Records from a data collection
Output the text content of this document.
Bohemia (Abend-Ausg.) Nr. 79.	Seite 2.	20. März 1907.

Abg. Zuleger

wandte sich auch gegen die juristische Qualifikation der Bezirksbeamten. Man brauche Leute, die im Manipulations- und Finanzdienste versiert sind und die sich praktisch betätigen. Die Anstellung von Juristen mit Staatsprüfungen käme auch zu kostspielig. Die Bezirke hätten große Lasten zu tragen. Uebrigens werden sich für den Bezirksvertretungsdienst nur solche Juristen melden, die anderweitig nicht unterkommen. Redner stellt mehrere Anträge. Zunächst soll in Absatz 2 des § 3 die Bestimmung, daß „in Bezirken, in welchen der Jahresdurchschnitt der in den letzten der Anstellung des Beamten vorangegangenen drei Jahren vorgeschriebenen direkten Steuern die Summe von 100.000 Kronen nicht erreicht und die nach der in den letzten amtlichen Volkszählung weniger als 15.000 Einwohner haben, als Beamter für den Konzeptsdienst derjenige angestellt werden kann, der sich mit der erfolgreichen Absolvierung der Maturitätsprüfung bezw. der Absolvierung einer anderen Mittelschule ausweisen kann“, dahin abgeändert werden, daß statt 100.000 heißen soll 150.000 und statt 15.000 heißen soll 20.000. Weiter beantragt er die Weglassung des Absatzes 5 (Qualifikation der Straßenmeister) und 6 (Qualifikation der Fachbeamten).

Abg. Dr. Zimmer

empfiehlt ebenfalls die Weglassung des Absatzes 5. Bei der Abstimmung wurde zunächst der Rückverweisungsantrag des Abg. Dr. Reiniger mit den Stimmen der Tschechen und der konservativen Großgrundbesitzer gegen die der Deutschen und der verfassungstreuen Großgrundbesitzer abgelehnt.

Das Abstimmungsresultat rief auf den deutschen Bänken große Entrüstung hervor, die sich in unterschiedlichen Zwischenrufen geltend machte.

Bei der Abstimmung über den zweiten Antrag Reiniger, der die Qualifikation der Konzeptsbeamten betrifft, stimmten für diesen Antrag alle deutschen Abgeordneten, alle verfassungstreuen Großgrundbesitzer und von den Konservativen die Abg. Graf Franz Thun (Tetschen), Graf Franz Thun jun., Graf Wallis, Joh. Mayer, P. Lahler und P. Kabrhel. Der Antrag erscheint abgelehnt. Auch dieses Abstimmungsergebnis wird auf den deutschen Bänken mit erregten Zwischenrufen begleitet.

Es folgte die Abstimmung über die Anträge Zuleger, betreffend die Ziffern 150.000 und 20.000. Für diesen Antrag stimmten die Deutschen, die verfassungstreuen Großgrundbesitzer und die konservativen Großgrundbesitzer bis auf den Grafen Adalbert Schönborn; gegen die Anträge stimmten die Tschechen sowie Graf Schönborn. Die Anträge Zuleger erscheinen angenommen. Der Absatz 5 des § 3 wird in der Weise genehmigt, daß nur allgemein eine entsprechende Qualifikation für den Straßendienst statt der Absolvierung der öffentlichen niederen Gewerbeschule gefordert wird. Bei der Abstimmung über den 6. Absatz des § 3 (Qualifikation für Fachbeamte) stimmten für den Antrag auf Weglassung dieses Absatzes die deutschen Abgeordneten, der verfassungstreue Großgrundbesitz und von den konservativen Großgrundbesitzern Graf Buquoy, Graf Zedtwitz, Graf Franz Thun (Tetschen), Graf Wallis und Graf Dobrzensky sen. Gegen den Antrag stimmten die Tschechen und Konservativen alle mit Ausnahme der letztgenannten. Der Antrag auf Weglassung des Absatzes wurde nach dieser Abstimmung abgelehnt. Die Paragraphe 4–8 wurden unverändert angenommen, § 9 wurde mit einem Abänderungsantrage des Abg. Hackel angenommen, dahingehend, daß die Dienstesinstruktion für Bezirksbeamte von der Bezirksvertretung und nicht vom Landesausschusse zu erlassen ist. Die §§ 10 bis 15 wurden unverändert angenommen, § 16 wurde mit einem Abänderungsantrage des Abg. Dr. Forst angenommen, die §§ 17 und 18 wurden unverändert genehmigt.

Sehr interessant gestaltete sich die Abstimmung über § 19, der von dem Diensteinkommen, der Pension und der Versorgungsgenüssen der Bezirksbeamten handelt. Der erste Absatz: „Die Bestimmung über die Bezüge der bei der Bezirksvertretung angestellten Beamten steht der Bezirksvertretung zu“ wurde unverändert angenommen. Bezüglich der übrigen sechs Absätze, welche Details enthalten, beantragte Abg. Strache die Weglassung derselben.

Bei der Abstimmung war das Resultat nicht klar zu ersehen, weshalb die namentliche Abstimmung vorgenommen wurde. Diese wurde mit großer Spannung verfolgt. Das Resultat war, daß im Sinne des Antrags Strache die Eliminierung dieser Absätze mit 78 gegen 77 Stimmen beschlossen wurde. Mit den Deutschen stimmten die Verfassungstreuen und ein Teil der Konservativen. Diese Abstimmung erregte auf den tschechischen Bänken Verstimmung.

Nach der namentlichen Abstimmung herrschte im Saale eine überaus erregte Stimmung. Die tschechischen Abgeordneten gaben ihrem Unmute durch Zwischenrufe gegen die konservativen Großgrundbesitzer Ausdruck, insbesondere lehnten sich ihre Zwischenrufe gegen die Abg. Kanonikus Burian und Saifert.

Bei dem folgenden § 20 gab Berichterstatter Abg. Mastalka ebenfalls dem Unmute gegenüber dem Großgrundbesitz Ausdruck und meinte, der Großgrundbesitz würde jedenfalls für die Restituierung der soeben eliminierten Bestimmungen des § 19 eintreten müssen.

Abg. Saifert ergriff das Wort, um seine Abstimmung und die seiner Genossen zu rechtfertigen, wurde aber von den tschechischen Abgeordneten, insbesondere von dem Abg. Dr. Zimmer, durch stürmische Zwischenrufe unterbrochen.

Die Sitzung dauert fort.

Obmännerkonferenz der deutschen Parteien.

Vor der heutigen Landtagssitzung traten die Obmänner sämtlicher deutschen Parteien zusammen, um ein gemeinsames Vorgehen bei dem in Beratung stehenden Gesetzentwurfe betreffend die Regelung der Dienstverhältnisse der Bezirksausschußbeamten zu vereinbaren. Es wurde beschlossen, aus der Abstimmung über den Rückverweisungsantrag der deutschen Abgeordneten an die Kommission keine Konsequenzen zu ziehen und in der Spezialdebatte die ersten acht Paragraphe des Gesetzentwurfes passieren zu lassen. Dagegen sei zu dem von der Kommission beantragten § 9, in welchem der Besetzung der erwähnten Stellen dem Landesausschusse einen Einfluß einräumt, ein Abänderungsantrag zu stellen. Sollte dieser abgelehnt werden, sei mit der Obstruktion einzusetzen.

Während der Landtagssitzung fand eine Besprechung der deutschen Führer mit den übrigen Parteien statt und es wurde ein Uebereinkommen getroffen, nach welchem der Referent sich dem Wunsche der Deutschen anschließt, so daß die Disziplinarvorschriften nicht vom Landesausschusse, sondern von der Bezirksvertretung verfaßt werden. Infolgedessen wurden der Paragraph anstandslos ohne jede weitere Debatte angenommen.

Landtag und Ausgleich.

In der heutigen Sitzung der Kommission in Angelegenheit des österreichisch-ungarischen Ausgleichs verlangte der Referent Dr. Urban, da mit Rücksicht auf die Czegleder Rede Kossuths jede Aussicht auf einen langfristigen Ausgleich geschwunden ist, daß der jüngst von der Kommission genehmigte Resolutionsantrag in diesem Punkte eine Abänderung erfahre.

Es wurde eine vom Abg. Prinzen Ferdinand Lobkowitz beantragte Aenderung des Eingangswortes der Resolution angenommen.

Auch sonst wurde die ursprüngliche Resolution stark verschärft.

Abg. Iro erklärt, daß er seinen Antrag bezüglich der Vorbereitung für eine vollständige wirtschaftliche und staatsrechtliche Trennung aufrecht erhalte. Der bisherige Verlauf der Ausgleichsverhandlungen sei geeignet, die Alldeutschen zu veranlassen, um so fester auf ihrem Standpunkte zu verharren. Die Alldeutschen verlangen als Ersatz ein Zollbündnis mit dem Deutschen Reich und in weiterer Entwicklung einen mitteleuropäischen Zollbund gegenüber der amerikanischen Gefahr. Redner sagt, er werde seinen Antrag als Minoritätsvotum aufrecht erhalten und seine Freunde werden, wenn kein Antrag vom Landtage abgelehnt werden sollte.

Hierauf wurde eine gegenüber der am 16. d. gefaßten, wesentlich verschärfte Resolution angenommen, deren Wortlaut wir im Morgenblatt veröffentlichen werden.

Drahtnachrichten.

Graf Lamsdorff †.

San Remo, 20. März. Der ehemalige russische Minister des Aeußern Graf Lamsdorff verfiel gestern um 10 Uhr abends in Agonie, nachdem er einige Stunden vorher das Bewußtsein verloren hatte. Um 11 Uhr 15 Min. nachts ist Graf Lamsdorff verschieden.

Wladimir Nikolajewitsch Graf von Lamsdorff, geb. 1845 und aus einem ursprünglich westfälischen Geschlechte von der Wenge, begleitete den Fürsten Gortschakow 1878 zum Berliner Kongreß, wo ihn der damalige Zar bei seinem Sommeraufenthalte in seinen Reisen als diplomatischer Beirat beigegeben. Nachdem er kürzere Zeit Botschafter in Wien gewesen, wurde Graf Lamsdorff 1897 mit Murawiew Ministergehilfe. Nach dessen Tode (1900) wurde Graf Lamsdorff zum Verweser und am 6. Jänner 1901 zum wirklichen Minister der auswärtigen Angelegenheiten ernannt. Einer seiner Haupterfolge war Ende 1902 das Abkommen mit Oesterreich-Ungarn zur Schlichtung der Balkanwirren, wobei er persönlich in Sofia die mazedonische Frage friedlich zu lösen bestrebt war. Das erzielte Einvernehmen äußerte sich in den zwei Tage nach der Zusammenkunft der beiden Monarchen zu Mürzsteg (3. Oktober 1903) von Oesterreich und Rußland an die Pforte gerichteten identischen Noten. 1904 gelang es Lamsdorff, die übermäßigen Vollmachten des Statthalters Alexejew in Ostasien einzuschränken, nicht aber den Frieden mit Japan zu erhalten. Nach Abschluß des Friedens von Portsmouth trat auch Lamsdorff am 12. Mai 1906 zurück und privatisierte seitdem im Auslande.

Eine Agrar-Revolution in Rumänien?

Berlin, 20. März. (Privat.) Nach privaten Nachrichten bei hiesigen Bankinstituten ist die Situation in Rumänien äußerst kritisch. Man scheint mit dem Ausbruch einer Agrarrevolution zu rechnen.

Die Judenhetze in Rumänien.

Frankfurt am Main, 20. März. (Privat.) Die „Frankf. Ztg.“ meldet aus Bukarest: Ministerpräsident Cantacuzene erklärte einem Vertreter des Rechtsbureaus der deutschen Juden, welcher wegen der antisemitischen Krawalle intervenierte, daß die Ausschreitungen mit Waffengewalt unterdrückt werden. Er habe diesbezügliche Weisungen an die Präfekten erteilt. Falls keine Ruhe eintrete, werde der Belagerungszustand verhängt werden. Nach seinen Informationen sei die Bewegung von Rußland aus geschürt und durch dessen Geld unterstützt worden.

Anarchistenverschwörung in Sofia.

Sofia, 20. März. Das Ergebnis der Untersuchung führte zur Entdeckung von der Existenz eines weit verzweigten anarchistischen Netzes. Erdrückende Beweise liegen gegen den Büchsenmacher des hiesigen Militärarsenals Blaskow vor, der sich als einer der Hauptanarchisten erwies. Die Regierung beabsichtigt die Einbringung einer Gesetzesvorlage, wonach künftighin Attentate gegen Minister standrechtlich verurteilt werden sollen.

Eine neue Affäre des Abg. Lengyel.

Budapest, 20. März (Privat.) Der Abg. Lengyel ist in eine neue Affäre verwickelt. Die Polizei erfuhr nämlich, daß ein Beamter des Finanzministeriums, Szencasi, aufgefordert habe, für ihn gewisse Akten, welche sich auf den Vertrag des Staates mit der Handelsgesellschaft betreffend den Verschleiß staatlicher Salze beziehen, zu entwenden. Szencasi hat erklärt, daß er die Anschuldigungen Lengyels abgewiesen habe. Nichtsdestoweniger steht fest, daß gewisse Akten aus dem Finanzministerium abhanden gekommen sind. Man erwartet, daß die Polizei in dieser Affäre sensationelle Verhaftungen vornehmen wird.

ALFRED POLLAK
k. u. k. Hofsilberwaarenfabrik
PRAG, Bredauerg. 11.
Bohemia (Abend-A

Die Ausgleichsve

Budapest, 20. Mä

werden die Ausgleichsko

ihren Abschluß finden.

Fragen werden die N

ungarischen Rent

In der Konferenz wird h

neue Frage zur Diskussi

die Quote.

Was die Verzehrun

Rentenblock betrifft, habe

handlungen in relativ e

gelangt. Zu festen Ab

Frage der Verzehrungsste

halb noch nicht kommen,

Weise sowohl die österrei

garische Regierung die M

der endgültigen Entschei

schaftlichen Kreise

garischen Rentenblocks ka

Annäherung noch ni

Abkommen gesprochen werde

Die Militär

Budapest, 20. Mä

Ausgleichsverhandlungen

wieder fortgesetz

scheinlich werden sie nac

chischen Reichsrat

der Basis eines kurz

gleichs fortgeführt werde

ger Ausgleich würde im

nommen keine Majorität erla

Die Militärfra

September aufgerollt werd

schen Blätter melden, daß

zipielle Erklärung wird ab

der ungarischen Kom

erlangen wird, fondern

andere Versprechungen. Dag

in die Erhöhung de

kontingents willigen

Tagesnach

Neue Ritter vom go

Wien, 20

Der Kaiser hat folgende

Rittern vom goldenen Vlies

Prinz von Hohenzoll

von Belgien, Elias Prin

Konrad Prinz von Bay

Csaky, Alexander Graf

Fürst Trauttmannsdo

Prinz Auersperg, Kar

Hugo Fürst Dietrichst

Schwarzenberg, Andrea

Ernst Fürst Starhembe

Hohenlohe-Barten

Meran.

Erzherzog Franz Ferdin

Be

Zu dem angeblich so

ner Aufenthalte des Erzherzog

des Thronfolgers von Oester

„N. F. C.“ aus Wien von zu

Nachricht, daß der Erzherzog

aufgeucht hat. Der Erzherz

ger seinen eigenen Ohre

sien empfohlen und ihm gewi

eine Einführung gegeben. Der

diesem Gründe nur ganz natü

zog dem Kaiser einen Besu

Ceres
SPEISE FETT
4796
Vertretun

- TASK INSTRUCTIONS
Please return every line of the records that contains the word "Stimmen".

- WRITTEN ANSWER
empfiehlt ebenfalls die Weglassung des Absatzes 5. Bei der Abstimmung wurde zunächst der Rückverweisungsantrag des Abg. Dr. Reiniger mit den Stimmen der Tschechen und der konservativen Großgrundbesitzer gegen die der Deutschen und der verfassungstreuen Großgrundbesitzer abgelehnt.
Bei der Abstimmung war das Resultat nicht klar zu ersehen, weshalb die namentliche Abstimmung vorgenommen wurde. Diese wurde mit großer Spannung verfolgt. Das Resultat war, daß im Sinne des Antrags Strache die Eliminierung dieser Absätze mit 78 gegen 77 Stimmen beschlossen wurde. Mit den Deutschen stimmten die Verfassungstreuen und ein Teil der Konservativen. Diese Abstimmung erregte auf den tschechischen Bänken Verstimmung.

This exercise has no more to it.